- Task instructions -
Go through the material and write it all out exactly, minus the pictures.

- Records to use -
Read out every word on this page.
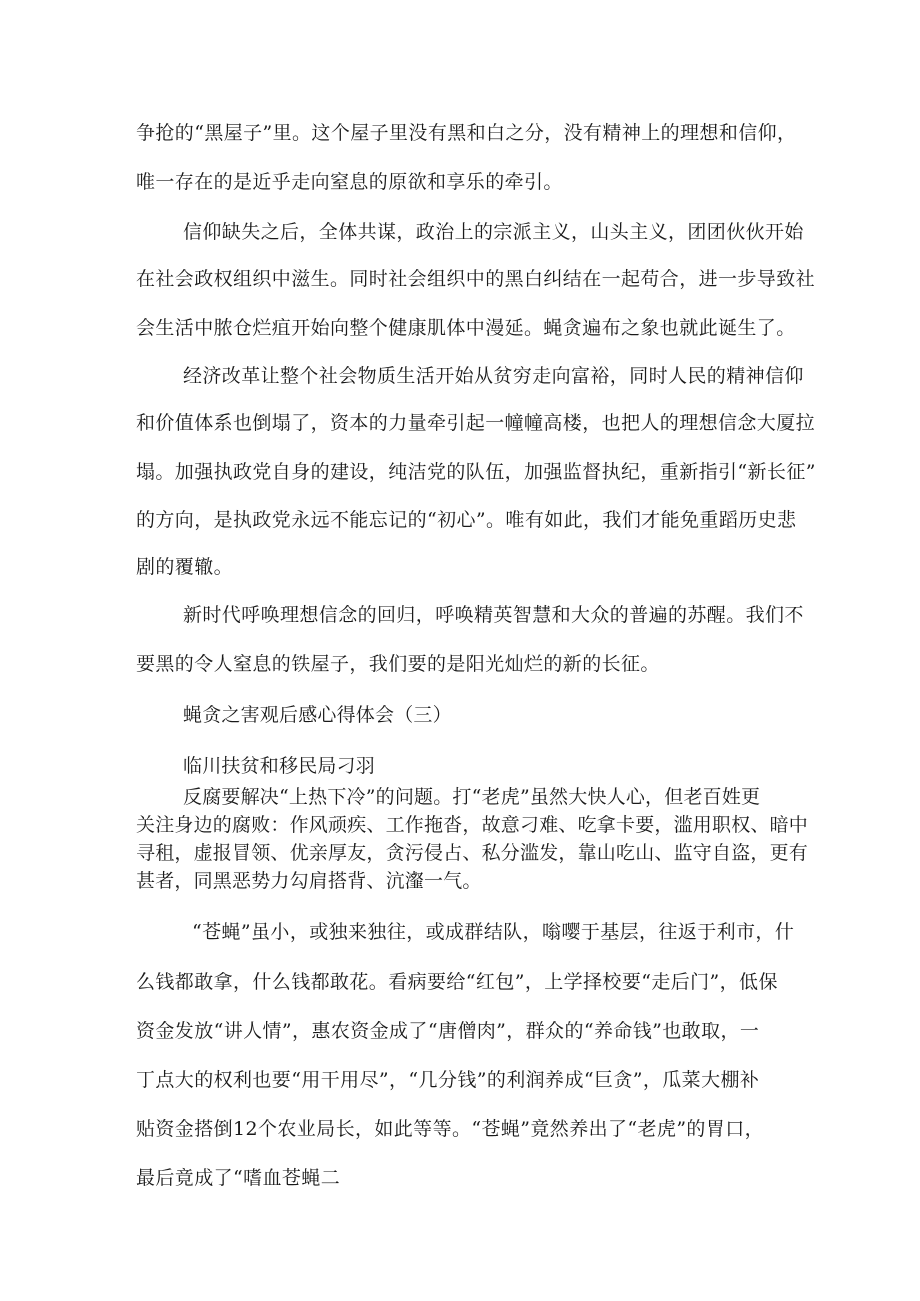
争抢的“黑屋子”里。这个屋子里没有黑和白之分，没有精神上的理想和信仰，
唯一存在的是近乎走向窒息的原欲和享乐的牵引。
信仰缺失之后，全体共谋，政治上的宗派主义，山头主义，团团伙伙开始
在社会政权组织中滋生。同时社会组织中的黑白纠结在一起苟合，进一步导致社
会生活中脓仓烂疽开始向整个健康肌体中漫延。蝇贪遍布之象也就此诞生了。
经济改革让整个社会物质生活开始从贫穷走向富裕，同时人民的精神信仰
和价值体系也倒塌了，资本的力量牵引起一幢幢高楼，也把人的理想信念大厦拉
塌。加强执政党自身的建设，纯洁党的队伍，加强监督执纪，重新指引“新长征”
的方向，是执政党永远不能忘记的“初心”。唯有如此，我们才能免重蹈历史悲
剧的覆辙。
新时代呼唤理想信念的回归，呼唤精英智慧和大众的普遍的苏醒。我们不
要黑的令人窒息的铁屋子，我们要的是阳光灿烂的新的长征。
蝇贪之害观后感心得体会（三）
临川扶贫和移民局刁羽
反腐要解决“上热下冷”的问题。打“老虎”虽然大快人心，但老百姓更
关注身边的腐败：作风顽疾、工作拖沓，故意刁难、吃拿卡要，滥用职权、暗中
寻租，虚报冒领、优亲厚友，贪污侵占、私分滥发，靠山吃山、监守自盗，更有
甚者，同黑恶势力勾肩搭背、沆瀣一气。
“苍蝇”虽小，或独来独往，或成群结队，嗡嘤于基层，往返于利市，什
么钱都敢拿，什么钱都敢花。看病要给“红包”，上学择校要“走后门”，低保
资金发放“讲人情”，惠农资金成了“唐僧肉”，群众的“养命钱”也敢取，一
丁点大的权利也要“用干用尽”，“几分钱”的利润养成“巨贪”，瓜菜大棚补
贴资金搭倒12个农业局长，如此等等。“苍蝇”竟然养出了“老虎”的胃口，
最后竟成了“嗜血苍蝇二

- Problem solution -
Read out every word on this page.
争抢的“黑屋子”里。这个屋子里没有黑和白之分，没有精神上的理想和信仰，
唯一存在的是近乎走向窒息的原欲和享乐的牵引。
信仰缺失之后，全体共谋，政治上的宗派主义，山头主义，团团伙伙开始
在社会政权组织中滋生。同时社会组织中的黑白纠结在一起苟合，进一步导致社
会生活中脓仓烂疽开始向整个健康肌体中漫延。蝇贪遍布之象也就此诞生了。
经济改革让整个社会物质生活开始从贫穷走向富裕，同时人民的精神信仰
和价值体系也倒塌了，资本的力量牵引起一幢幢高楼，也把人的理想信念大厦拉
塌。加强执政党自身的建设，纯洁党的队伍，加强监督执纪，重新指引“新长征”
的方向，是执政党永远不能忘记的“初心”。唯有如此，我们才能免重蹈历史悲
剧的覆辙。
新时代呼唤理想信念的回归，呼唤精英智慧和大众的普遍的苏醒。我们不
要黑的令人窒息的铁屋子，我们要的是阳光灿烂的新的长征。
蝇贪之害观后感心得体会（三）
临川扶贫和移民局刁羽
反腐要解决“上热下冷”的问题。打“老虎”虽然大快人心，但老百姓更
关注身边的腐败：作风顽疾、工作拖沓，故意刁难、吃拿卡要，滥用职权、暗中
寻租，虚报冒领、优亲厚友，贪污侵占、私分滥发，靠山吃山、监守自盗，更有
甚者，同黑恶势力勾肩搭背、沆瀣一气。
“苍蝇”虽小，或独来独往，或成群结队，嗡嘤于基层，往返于利市，什
么钱都敢拿，什么钱都敢花。看病要给“红包”，上学择校要“走后门”，低保
资金发放“讲人情”，惠农资金成了“唐僧肉”，群众的“养命钱”也敢取，一
丁点大的权利也要“用干用尽”，“几分钱”的利润养成“巨贪”，瓜菜大棚补
贴资金搭倒12个农业局长，如此等等。“苍蝇”竟然养出了“老虎”的胃口，
最后竟成了“嗜血苍蝇二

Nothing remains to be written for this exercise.